[Raw records]
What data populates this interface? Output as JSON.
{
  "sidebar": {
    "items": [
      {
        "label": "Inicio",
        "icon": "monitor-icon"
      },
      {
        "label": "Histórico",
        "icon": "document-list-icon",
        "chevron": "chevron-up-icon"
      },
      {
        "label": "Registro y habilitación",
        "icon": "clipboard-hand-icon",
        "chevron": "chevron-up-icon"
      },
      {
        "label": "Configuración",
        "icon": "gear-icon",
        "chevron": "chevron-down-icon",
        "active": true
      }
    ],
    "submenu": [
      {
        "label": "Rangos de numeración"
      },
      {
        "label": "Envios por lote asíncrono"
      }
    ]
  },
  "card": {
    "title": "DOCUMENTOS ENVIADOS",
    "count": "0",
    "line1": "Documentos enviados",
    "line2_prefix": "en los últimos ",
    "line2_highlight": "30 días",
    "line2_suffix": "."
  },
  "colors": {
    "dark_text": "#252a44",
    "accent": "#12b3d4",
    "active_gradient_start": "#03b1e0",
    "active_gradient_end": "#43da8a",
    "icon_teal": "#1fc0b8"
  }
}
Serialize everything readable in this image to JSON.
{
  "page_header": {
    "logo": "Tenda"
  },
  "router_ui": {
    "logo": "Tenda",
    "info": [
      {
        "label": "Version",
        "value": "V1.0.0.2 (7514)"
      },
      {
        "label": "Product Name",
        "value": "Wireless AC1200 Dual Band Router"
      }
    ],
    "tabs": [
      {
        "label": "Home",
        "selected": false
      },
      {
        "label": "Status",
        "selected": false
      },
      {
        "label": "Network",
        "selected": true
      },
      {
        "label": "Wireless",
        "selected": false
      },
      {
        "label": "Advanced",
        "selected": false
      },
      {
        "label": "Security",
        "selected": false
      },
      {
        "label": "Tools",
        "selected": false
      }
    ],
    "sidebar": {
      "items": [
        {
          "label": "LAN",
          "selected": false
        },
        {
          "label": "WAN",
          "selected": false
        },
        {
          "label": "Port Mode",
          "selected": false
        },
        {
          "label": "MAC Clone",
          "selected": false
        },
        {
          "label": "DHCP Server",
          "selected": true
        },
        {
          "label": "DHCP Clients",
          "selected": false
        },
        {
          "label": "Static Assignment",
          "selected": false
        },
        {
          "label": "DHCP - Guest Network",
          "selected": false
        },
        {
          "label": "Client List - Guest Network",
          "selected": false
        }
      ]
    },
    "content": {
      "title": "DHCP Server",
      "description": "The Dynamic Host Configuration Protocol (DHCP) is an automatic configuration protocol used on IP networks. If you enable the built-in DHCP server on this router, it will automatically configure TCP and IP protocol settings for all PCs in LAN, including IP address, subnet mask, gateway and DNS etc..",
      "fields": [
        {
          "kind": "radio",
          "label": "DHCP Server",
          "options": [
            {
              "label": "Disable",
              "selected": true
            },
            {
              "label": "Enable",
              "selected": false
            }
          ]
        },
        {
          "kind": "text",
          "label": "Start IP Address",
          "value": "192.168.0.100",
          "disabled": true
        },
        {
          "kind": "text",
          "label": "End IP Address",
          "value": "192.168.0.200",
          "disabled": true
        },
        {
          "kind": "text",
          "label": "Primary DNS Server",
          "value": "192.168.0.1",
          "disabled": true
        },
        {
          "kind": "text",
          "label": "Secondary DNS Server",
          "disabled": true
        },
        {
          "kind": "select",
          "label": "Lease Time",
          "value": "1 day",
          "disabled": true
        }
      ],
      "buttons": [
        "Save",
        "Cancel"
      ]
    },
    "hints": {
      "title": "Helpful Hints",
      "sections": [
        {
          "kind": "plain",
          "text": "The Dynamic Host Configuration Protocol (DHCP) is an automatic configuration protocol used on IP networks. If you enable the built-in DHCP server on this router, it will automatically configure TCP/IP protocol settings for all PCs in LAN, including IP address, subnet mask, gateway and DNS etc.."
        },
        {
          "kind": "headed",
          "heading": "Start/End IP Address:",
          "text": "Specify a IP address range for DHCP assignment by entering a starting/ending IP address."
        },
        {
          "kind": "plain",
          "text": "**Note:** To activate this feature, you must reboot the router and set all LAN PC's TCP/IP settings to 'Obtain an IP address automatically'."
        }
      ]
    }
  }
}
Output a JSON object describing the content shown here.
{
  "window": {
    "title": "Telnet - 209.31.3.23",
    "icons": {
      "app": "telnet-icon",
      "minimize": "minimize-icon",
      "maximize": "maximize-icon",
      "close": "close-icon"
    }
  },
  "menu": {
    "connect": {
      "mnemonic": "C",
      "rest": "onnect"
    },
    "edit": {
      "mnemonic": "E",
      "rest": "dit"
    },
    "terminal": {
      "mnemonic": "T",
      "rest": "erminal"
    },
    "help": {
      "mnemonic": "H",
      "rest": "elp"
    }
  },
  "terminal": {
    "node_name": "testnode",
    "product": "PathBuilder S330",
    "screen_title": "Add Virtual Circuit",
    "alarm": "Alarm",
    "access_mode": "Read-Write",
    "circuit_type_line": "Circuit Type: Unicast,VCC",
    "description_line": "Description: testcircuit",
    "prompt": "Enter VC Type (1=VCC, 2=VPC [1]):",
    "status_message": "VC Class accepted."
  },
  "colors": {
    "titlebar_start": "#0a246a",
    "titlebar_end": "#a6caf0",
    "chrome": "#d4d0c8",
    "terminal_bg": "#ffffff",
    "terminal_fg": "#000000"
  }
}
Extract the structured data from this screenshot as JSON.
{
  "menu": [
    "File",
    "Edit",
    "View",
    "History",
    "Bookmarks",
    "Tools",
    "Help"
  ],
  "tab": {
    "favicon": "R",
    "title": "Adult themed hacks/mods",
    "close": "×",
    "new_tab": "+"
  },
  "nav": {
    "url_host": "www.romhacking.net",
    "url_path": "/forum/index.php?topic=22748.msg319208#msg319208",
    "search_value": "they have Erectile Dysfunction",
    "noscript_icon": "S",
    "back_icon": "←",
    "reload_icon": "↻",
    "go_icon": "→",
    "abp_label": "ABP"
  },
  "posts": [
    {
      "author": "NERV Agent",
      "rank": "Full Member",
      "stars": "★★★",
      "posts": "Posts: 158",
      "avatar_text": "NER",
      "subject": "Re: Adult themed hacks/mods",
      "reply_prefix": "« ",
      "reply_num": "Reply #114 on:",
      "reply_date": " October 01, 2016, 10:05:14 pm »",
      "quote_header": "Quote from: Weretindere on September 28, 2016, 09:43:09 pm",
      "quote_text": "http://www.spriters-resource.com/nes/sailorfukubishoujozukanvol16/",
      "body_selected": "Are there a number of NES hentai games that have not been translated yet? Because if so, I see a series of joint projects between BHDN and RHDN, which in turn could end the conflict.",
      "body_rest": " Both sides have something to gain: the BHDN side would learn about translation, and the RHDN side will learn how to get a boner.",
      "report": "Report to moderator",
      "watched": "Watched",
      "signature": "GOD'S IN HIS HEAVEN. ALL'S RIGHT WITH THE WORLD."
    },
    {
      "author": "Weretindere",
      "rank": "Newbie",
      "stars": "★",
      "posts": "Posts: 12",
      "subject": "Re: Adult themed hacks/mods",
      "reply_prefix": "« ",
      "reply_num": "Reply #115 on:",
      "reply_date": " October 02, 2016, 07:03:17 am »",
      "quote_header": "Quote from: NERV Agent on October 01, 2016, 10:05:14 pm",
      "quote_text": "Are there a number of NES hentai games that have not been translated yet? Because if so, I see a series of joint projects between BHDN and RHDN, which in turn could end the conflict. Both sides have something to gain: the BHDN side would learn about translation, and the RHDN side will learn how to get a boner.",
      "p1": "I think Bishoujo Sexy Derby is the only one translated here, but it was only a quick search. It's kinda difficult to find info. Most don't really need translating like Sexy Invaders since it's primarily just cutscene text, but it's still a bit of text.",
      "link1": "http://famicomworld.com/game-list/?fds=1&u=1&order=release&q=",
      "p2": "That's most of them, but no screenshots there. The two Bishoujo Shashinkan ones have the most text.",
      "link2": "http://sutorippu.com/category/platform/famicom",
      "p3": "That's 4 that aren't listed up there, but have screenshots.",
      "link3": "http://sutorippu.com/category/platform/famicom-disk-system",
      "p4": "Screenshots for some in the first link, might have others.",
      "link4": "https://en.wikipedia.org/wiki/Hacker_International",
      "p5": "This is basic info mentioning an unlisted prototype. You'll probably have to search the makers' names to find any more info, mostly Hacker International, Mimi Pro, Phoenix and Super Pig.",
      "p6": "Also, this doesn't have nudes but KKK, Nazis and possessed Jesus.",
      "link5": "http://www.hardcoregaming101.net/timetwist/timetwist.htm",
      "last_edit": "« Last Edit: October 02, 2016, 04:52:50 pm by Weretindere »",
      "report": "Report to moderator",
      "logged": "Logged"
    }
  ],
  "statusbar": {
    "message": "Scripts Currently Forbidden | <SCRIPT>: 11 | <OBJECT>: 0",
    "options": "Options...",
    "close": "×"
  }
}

— Goal —
Pick out the lines containing the string "sutorippu" and show them.

— Full solution —
      "link2": "http://sutorippu.com/category/platform/famicom",
      "link3": "http://sutorippu.com/category/platform/famicom-disk-system",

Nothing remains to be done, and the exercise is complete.